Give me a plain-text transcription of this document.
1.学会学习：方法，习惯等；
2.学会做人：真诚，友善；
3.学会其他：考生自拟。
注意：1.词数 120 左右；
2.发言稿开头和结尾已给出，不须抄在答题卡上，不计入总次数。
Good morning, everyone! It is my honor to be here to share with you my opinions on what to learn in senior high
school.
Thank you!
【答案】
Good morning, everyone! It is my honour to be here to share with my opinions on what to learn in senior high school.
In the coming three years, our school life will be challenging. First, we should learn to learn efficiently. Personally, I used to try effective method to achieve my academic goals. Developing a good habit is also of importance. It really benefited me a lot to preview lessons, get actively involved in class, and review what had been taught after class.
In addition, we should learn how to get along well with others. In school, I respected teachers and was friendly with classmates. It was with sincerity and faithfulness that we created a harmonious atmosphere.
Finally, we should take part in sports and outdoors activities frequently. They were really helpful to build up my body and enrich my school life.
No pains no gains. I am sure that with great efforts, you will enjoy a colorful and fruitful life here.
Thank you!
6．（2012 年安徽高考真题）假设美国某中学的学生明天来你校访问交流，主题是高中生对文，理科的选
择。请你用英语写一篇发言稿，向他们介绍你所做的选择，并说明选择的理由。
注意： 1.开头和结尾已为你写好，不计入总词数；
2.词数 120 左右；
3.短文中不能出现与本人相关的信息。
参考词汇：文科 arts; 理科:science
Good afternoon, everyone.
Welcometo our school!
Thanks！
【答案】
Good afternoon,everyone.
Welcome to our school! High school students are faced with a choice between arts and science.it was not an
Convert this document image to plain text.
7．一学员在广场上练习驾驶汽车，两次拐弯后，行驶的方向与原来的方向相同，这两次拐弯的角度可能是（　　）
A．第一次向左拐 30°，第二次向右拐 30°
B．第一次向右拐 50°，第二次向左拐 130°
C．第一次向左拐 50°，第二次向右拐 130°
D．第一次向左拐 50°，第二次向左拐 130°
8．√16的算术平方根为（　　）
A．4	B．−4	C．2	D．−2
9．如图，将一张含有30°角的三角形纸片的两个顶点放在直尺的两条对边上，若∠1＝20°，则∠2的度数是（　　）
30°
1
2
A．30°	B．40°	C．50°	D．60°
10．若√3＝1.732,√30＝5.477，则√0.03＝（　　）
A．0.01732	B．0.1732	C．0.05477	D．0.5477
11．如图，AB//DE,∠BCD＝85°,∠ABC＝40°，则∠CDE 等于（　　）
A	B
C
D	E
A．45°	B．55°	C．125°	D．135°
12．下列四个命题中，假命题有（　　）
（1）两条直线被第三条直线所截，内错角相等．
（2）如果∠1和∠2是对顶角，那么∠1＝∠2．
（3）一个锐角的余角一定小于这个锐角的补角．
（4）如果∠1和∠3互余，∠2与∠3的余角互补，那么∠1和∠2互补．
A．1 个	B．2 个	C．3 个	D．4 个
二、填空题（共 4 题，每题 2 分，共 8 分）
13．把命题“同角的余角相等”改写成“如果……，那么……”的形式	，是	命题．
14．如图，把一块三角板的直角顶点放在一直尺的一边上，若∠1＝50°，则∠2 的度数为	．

**YOUR OBJECTIVE:** Show every line of the records above that contains the word "should".

**EXPECTED ANSWER:**
In the coming three years, our school life will be challenging. First, we should learn to learn efficiently. Personally, I used to try effective method to achieve my academic goals. Developing a good habit is also of importance. It really benefited me a lot to preview lessons, get actively involved in class, and review what had been taught after class.
In addition, we should learn how to get along well with others. In school, I respected teachers and was friendly with classmates. It was with sincerity and faithfulness that we created a harmonious atmosphere.
Finally, we should take part in sports and outdoors activities frequently. They were really helpful to build up my body and enrich my school life.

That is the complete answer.